Stored data entries:
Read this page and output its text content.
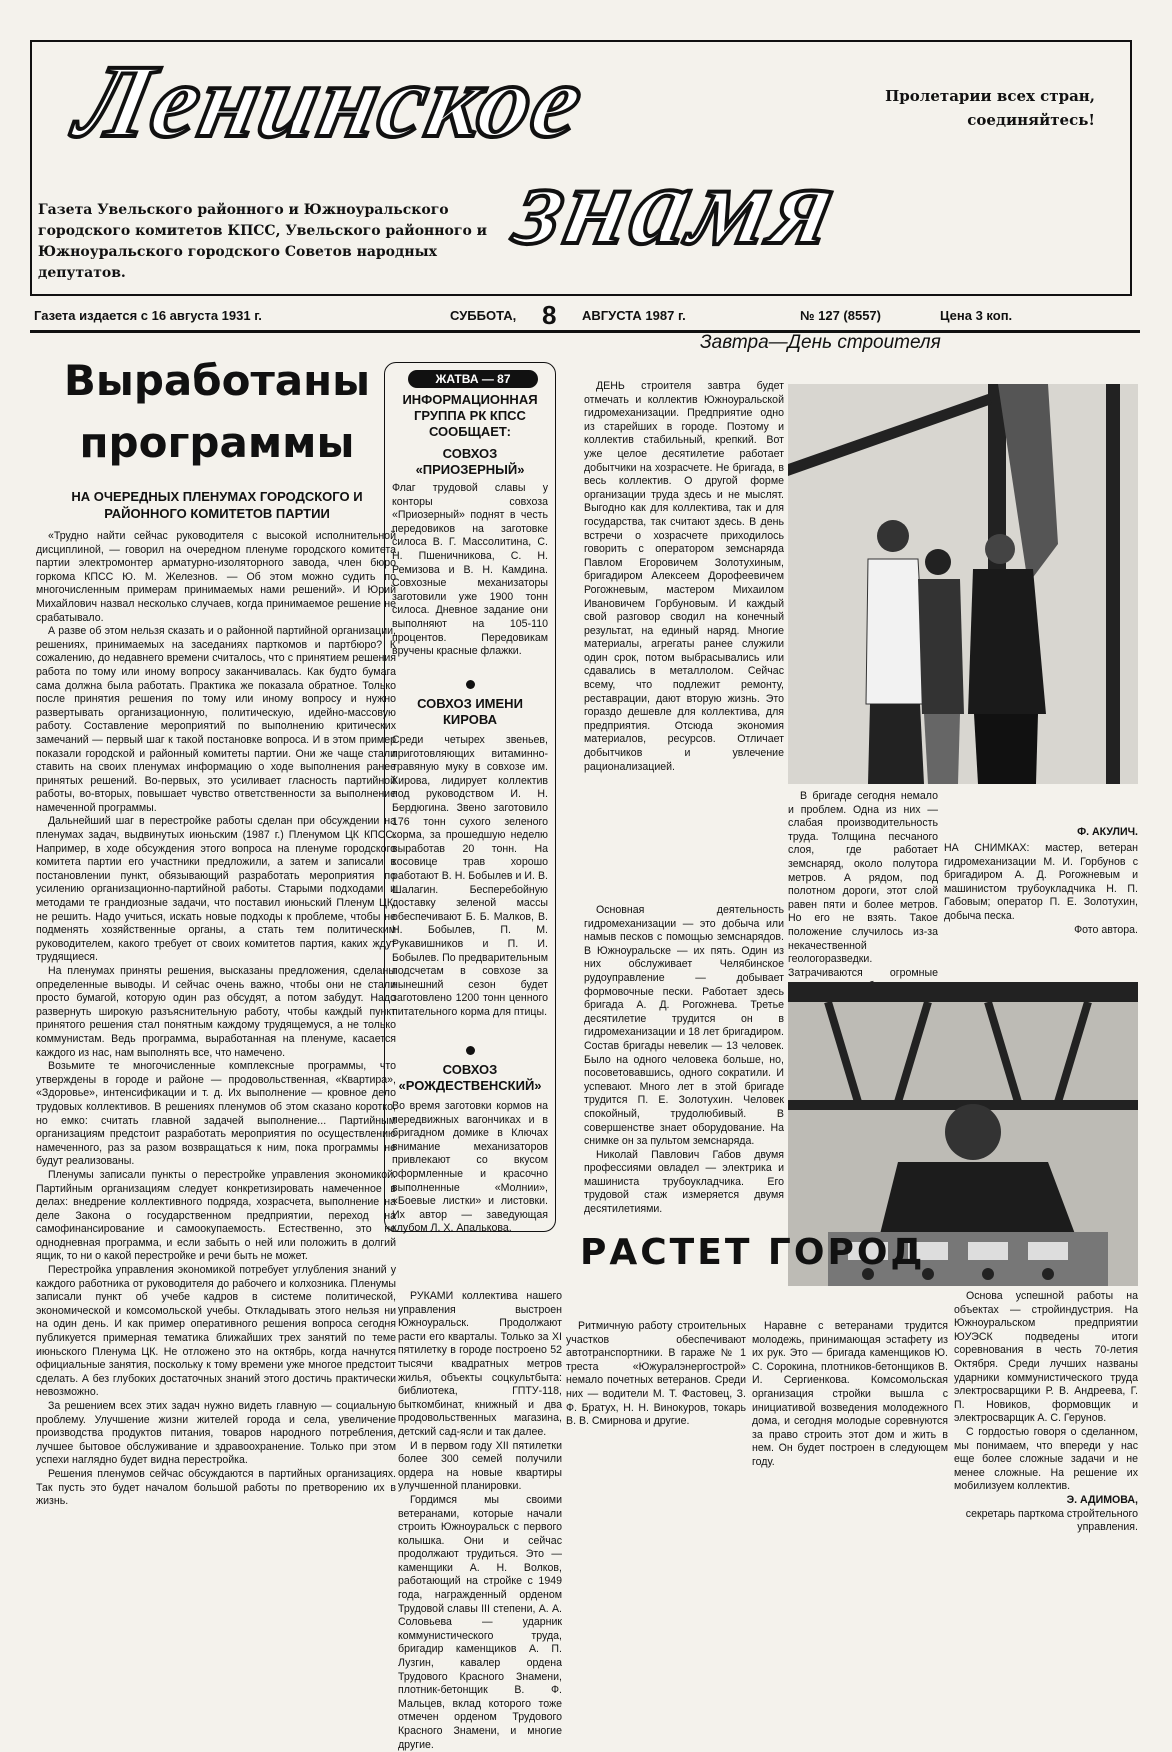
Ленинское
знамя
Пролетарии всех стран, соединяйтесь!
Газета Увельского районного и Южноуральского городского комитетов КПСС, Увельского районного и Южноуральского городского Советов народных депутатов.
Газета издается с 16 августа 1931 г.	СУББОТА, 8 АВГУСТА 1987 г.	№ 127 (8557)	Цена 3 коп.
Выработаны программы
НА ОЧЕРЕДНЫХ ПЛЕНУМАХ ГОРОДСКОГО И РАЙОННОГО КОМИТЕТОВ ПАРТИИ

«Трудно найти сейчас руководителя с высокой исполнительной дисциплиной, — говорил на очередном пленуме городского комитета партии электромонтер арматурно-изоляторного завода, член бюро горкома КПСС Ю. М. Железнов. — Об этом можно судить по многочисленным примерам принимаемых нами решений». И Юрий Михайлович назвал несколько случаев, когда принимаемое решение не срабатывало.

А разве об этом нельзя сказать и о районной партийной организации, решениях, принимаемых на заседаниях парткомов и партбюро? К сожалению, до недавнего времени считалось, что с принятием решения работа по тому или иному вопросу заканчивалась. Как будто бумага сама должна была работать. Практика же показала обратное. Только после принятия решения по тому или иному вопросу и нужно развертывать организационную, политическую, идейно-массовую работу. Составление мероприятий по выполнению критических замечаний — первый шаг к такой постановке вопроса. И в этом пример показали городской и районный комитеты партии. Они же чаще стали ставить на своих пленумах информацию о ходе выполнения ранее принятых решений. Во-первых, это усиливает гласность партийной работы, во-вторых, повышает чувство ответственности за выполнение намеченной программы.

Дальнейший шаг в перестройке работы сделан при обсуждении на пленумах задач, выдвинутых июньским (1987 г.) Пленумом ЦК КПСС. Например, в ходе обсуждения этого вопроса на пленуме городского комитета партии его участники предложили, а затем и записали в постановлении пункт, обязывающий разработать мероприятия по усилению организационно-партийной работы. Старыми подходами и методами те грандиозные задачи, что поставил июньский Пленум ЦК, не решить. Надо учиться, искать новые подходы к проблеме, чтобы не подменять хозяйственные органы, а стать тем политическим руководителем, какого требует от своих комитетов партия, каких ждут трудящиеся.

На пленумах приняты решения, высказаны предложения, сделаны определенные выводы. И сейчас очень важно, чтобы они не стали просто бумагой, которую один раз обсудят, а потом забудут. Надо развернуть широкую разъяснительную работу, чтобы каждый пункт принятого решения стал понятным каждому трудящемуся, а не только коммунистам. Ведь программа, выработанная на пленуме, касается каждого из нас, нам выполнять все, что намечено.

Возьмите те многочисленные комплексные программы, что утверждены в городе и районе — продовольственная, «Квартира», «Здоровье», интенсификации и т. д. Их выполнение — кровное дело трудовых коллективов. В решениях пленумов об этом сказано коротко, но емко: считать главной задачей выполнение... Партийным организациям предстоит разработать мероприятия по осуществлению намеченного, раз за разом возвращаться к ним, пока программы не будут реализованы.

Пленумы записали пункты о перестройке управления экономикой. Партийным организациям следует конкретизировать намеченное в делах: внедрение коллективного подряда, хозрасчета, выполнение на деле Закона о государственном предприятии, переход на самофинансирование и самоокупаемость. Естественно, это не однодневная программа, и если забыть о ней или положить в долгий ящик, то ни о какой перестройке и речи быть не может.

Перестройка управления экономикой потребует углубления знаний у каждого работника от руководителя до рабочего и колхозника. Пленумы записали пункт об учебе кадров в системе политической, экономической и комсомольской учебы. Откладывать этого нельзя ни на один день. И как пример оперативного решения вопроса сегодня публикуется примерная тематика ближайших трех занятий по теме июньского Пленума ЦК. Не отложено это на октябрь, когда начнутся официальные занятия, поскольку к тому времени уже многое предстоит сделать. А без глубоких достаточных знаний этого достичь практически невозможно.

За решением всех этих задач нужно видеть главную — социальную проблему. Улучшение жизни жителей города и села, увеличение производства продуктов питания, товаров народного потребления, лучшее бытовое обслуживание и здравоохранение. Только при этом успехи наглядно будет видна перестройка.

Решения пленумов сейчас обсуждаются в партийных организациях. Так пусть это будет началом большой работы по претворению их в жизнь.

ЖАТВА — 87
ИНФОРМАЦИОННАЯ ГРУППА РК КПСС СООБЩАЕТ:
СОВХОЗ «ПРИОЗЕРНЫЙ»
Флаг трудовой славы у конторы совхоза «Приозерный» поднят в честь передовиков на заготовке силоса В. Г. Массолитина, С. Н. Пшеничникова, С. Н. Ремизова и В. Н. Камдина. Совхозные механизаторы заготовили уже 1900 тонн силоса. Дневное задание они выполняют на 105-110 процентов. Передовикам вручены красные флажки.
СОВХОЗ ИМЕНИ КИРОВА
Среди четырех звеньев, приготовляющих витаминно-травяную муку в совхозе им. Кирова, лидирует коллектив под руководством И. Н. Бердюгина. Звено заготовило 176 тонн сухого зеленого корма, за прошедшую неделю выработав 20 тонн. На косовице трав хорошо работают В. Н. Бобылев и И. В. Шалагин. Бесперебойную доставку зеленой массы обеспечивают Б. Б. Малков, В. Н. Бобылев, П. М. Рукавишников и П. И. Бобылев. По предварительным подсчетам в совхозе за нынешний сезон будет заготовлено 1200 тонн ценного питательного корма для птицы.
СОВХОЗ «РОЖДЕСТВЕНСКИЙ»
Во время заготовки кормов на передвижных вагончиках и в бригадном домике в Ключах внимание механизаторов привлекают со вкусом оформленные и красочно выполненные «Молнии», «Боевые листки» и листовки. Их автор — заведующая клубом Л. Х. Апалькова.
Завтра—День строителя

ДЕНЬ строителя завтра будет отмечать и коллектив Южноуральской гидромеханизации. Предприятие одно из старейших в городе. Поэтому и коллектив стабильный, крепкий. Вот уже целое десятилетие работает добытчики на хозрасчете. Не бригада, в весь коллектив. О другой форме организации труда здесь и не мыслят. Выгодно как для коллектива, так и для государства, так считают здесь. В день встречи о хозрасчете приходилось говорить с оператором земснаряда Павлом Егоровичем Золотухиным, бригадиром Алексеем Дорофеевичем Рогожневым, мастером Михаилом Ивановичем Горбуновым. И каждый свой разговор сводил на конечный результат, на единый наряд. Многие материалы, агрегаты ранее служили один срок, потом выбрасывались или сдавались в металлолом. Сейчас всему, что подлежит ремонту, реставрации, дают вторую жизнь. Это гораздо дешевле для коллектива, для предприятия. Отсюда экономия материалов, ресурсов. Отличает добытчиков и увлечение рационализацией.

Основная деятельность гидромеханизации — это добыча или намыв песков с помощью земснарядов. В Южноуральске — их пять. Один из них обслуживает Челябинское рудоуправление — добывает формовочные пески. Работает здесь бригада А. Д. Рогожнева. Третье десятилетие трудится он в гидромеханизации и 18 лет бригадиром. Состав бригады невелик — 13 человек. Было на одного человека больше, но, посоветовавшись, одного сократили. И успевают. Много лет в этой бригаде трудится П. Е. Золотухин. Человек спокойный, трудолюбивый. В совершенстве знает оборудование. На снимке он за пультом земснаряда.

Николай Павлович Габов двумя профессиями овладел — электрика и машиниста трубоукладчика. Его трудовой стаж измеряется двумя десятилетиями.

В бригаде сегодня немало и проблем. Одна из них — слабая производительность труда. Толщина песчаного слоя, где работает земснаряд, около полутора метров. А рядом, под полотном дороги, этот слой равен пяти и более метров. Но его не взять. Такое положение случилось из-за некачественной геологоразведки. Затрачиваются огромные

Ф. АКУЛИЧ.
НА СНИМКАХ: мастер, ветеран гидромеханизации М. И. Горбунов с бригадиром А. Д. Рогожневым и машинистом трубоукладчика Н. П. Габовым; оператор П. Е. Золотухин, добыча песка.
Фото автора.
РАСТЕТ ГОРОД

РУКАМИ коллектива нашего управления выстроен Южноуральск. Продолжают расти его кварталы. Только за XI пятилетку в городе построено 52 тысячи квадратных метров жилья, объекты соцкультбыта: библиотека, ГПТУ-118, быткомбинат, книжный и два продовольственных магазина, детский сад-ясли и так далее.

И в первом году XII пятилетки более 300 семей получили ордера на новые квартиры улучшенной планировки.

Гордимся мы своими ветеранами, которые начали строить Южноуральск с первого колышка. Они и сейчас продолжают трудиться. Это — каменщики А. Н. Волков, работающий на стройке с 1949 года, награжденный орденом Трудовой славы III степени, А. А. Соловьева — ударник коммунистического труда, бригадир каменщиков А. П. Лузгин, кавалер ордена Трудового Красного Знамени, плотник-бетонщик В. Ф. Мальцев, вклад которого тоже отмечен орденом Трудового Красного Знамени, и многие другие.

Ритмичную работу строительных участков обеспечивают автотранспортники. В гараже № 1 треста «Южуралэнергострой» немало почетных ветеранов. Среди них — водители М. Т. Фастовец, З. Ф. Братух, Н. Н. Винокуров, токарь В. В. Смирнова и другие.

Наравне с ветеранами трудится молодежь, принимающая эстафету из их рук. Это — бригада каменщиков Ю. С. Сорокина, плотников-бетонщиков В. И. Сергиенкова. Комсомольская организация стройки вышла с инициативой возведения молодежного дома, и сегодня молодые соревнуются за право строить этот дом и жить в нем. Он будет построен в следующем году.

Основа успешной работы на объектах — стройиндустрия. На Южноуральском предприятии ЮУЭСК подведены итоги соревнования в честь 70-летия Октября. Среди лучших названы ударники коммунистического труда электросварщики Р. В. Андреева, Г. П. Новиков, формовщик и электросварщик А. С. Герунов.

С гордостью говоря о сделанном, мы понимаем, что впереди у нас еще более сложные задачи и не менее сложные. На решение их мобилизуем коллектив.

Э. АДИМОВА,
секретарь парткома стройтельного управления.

* * *

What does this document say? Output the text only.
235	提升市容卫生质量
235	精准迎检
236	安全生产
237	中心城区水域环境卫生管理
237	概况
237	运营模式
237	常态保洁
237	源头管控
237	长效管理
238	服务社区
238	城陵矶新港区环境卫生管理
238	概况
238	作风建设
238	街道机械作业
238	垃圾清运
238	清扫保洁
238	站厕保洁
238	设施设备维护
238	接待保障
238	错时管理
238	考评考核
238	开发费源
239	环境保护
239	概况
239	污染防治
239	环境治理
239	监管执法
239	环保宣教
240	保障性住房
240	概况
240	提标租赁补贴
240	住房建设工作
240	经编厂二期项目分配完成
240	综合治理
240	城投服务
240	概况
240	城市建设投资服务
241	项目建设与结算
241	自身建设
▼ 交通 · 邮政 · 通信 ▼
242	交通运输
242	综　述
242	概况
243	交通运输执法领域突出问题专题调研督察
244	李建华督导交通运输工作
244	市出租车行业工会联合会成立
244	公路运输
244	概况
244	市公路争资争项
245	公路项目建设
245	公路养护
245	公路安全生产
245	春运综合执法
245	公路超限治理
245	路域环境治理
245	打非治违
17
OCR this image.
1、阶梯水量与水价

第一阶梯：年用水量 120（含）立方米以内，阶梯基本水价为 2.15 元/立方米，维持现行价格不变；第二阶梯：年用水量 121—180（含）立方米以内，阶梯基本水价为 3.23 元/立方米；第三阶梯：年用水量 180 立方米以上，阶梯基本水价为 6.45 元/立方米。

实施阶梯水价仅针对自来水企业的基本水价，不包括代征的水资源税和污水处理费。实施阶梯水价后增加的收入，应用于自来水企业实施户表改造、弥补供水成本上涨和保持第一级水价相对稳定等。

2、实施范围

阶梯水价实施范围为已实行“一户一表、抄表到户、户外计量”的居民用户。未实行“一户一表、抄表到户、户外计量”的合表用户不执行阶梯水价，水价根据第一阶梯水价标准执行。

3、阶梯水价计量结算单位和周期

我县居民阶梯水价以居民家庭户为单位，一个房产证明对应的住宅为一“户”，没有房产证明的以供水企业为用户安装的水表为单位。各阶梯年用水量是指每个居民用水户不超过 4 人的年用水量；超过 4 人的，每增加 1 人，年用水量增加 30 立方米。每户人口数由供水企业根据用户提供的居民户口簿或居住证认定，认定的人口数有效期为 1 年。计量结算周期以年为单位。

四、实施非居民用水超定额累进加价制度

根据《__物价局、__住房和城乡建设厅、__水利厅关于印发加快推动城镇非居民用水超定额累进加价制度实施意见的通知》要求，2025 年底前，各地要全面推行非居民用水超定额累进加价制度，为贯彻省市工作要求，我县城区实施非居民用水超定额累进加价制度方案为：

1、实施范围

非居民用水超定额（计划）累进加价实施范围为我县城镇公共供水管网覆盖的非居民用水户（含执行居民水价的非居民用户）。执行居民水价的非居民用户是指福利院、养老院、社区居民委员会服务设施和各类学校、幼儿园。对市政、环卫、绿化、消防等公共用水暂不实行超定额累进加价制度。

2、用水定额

Given problem: Report only the number of lines in the data above that contain "метров".

Response to this exercise: 2